* [Directions for this task]
Pull out every line below that contains the word "Three".

(Dataset excerpts)

START

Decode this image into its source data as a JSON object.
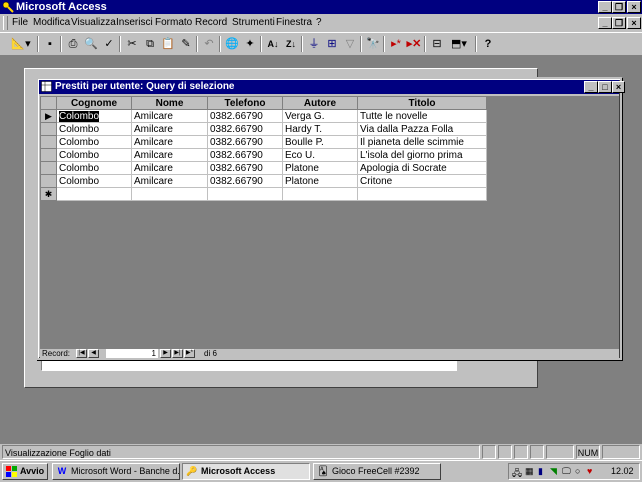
{
  "app": {
    "title": "Microsoft Access",
    "icon": "key-icon"
  },
  "menu": [
    "File",
    "Modifica",
    "Visualizza",
    "Inserisci",
    "Formato",
    "Record",
    "Strumenti",
    "Finestra",
    "?"
  ],
  "toolbar": {
    "icons": [
      "design-view-icon",
      "save-icon",
      "print-icon",
      "print-preview-icon",
      "spelling-icon",
      "cut-icon",
      "copy-icon",
      "paste-icon",
      "format-painter-icon",
      "undo-icon",
      "insert-hyperlink-icon",
      "web-toolbar-icon",
      "sort-ascending-icon",
      "sort-descending-icon",
      "filter-by-selection-icon",
      "filter-by-form-icon",
      "apply-filter-icon",
      "find-icon",
      "new-record-icon",
      "delete-record-icon",
      "database-window-icon",
      "new-object-icon",
      "help-icon"
    ]
  },
  "query_window": {
    "title": "Prestiti per utente: Query di selezione",
    "columns": [
      "Cognome",
      "Nome",
      "Telefono",
      "Autore",
      "Titolo"
    ],
    "rows": [
      [
        "Colombo",
        "Amilcare",
        "0382.66790",
        "Verga G.",
        "Tutte le novelle"
      ],
      [
        "Colombo",
        "Amilcare",
        "0382.66790",
        "Hardy T.",
        "Via dalla Pazza Folla"
      ],
      [
        "Colombo",
        "Amilcare",
        "0382.66790",
        "Boulle P.",
        "Il pianeta delle scimmie"
      ],
      [
        "Colombo",
        "Amilcare",
        "0382.66790",
        "Eco U.",
        "L'isola del giorno prima"
      ],
      [
        "Colombo",
        "Amilcare",
        "0382.66790",
        "Platone",
        "Apologia di Socrate"
      ],
      [
        "Colombo",
        "Amilcare",
        "0382.66790",
        "Platone",
        "Critone"
      ]
    ],
    "record_label": "Record:",
    "current_record": "1",
    "total_records": "di 6"
  },
  "status": {
    "text": "Visualizzazione Foglio dati",
    "num": "NUM"
  },
  "taskbar": {
    "start": "Avvio",
    "tasks": [
      {
        "label": "Microsoft Word - Banche d...",
        "icon": "word-icon"
      },
      {
        "label": "Microsoft Access",
        "icon": "access-icon"
      },
      {
        "label": "Gioco FreeCell #2392",
        "icon": "freecell-icon"
      }
    ],
    "clock": "12.02"
  }
}
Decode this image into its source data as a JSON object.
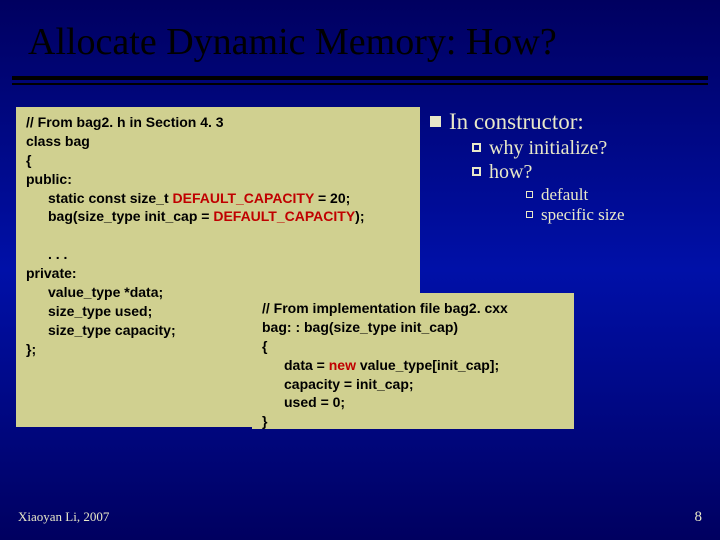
{
  "title": "Allocate Dynamic Memory: How?",
  "code_left": {
    "l1a": "// From  bag2. h in Section 4. 3",
    "l2": "class bag",
    "l3": "{",
    "l4": "public:",
    "l5a": "static const size_t ",
    "l5b": "DEFAULT_CAPACITY",
    "l5c": " = 20;",
    "l6a": "bag(size_type init_cap = ",
    "l6b": "DEFAULT_CAPACITY",
    "l6c": ");",
    "l8": ". . .",
    "l9": "private:",
    "l10": "value_type  *data;",
    "l11": "size_type used;",
    "l12": "size_type  capacity;",
    "l13": "};"
  },
  "code_right": {
    "r1": "// From implementation file bag2. cxx",
    "r2": "bag: : bag(size_type init_cap)",
    "r3": "{",
    "r4a": "data = ",
    "r4b": "new",
    "r4c": " value_type[init_cap];",
    "r5": "capacity = init_cap;",
    "r6": "used = 0;",
    "r7": "}"
  },
  "bullets": {
    "b1": "In constructor:",
    "b2a": "why initialize?",
    "b2b": "how?",
    "b3a": "default",
    "b3b": "specific size"
  },
  "footer": {
    "author": "Xiaoyan Li, 2007",
    "page": "8"
  }
}
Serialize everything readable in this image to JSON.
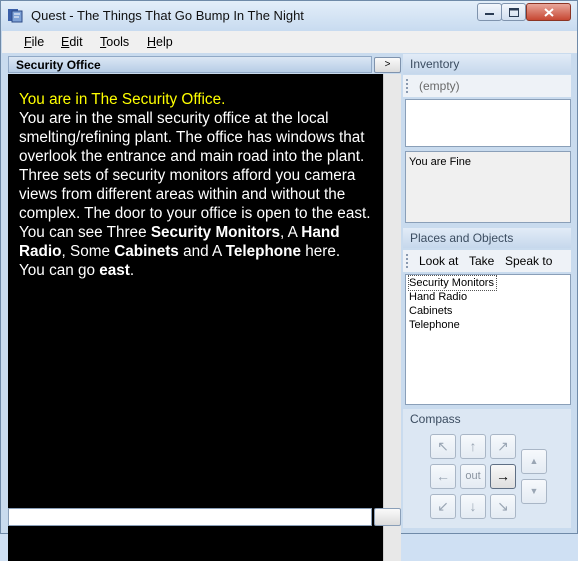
{
  "window": {
    "title": "Quest - The Things That Go Bump In The Night",
    "minimize_icon": "minimize-icon",
    "maximize_icon": "maximize-icon",
    "close_icon": "close-icon"
  },
  "menu": {
    "file": {
      "ul": "F",
      "rest": "ile"
    },
    "edit": {
      "ul": "E",
      "rest": "dit"
    },
    "tools": {
      "ul": "T",
      "rest": "ools"
    },
    "help": {
      "ul": "H",
      "rest": "elp"
    }
  },
  "location_bar": {
    "label": "Security Office",
    "button_label": ">"
  },
  "output": {
    "heading": "You are in The Security Office.",
    "description": "You are in the small security office at the local smelting/refining plant. The office has windows that overlook the entrance and main road into the plant. Three sets of security monitors afford you camera views from different areas within and without the complex. The door to your office is open to the east.",
    "see_prefix": "You can see Three ",
    "obj1": "Security Monitors",
    "sep1": ", A ",
    "obj2": "Hand Radio",
    "sep2": ", Some ",
    "obj3": "Cabinets",
    "sep3": " and A ",
    "obj4": "Telephone",
    "see_suffix": " here.",
    "go_prefix": "You can go ",
    "exit": "east",
    "go_suffix": "."
  },
  "inventory": {
    "header": "Inventory",
    "empty_label": "(empty)"
  },
  "status": {
    "text": "You are Fine"
  },
  "places": {
    "header": "Places and Objects",
    "buttons": {
      "look": "Look at",
      "take": "Take",
      "speak": "Speak to"
    },
    "items": [
      "Security Monitors",
      "Hand Radio",
      "Cabinets",
      "Telephone"
    ]
  },
  "compass": {
    "header": "Compass",
    "nw": "↖",
    "n": "↑",
    "ne": "↗",
    "w": "←",
    "out": "out",
    "e": "→",
    "sw": "↙",
    "s": "↓",
    "se": "↘",
    "up": "▲",
    "down": "▼",
    "active": "e"
  }
}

END

* [Response to the exercise]
    "description": "You are in the small security office at the local smelting/refining plant. The office has windows that overlook the entrance and main road into the plant. Three sets of security monitors afford you camera views from different areas within and without the complex. The door to your office is open to the east.",
    "see_prefix": "You can see Three ",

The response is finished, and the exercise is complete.